*Document section*:

Panel 2: What Difference Do We Make? Media Practice Research and Impacts.

Media practice research has over the past 25 years, or more, firmly established itself within the broader UK higher education research environment as important and legitimate research. This is also the case across the English-speaking world and, increasingly, we are seeing research contexts for media practice research in the wider global context rapidly developing, including in the global south.

As part of this maturation, it becomes important for the media practice research community to move beyond questions of doing media practice research, such as what media practice research looks like, or how it plays out within the institutional contexts of HEIs, and instead focus much more pragmatically on the unique value of media practice research to the wider world. In this wider context, research funding, and the evaluation of research, both in the UK and globally, is being focused on the impact the research being undertaken is having on both audiences, beneficiaries and industry partners. As an example of this, the UK’s Research Excellence Framework (REF), which measures quality of research every five or six years across the UK higher education sector, has unequivocally indicated that evaluation of impacts will be an increasing feature of research assessments going forward. Various funding bodies, too, while not always using the word “impact”, are equally concerned that their investments deliver meaningful impacts.

Impacts, of course, take many forms and can be captured and articulated in many different ways. The bottom line, however, is that we, as researchers, are being asked by those who fund our research: what difference does your research make to the real world and why should we fund you? Might the approaches and forms of media practice research open up particular kinds of impacts? If so, how can we identify and understand these impacts?

*Data excerpts*:
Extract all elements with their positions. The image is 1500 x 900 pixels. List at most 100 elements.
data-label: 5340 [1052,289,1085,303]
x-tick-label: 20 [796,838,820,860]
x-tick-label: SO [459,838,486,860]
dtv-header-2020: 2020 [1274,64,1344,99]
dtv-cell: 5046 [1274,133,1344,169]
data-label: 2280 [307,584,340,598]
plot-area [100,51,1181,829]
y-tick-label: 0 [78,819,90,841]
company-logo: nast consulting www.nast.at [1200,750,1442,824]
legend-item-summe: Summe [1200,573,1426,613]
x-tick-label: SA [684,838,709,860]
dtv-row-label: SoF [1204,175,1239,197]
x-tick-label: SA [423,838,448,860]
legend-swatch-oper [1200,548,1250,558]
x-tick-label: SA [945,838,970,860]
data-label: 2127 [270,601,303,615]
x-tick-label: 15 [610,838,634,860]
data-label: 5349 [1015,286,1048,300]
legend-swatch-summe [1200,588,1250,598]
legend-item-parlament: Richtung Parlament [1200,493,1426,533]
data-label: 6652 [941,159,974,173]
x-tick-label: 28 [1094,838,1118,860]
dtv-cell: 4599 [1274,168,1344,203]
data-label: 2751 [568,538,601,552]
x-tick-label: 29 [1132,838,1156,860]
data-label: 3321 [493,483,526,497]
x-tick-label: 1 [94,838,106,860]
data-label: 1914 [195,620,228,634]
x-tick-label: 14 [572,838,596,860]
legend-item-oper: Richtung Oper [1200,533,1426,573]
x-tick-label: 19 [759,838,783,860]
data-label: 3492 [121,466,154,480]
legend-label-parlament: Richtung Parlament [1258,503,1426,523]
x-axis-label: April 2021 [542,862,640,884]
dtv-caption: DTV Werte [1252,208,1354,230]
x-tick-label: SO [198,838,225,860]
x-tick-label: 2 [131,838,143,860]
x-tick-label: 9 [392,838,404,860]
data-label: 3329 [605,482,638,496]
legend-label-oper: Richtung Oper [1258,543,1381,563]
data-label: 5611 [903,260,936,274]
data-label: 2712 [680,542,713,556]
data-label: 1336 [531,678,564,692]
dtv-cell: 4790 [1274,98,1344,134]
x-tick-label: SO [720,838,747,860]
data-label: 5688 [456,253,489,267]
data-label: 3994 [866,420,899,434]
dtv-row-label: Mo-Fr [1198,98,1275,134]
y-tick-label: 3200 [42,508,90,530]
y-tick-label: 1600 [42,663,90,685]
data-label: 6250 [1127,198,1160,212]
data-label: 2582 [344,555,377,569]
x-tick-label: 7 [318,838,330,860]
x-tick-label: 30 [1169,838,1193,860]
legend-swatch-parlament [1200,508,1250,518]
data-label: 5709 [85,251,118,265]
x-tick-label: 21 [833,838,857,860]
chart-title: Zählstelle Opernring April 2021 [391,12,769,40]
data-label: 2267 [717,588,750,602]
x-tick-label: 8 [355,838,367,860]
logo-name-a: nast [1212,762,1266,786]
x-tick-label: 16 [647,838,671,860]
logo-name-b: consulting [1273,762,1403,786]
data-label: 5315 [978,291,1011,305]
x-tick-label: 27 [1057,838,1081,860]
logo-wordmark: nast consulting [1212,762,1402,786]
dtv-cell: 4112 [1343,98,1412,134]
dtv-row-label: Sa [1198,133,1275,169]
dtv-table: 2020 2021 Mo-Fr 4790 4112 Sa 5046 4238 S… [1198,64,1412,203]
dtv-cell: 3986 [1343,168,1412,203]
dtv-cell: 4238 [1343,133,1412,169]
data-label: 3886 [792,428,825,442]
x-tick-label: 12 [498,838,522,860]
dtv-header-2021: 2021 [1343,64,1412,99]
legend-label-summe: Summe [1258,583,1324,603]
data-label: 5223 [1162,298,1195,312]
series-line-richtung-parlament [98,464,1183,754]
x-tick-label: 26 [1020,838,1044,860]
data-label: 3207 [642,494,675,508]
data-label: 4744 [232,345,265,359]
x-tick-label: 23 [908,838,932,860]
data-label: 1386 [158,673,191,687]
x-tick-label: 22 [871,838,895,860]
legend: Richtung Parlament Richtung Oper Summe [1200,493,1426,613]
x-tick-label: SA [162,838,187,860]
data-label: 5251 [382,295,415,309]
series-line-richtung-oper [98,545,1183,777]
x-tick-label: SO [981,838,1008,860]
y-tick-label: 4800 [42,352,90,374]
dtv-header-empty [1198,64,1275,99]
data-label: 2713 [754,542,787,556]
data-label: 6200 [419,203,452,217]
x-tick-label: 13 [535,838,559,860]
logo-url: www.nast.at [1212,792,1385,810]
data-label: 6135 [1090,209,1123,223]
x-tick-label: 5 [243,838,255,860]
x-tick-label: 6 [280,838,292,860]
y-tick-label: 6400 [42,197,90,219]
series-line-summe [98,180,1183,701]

*The task*:
Answer these questions from the panel description on media practice research and impacts:
(a) Over how many years has media practice research established itself within the UK higher education research environment?
(b) How often does the Research Excellence Framework measure research quality?
(c) What question do funders ask researchers?
The listing has no connection to the panel description.

*Expected output*:
(a) Over the past 25 years, or more.
(b) Every five or six years.
(c) They ask what difference the research makes to the real world and why they should fund it.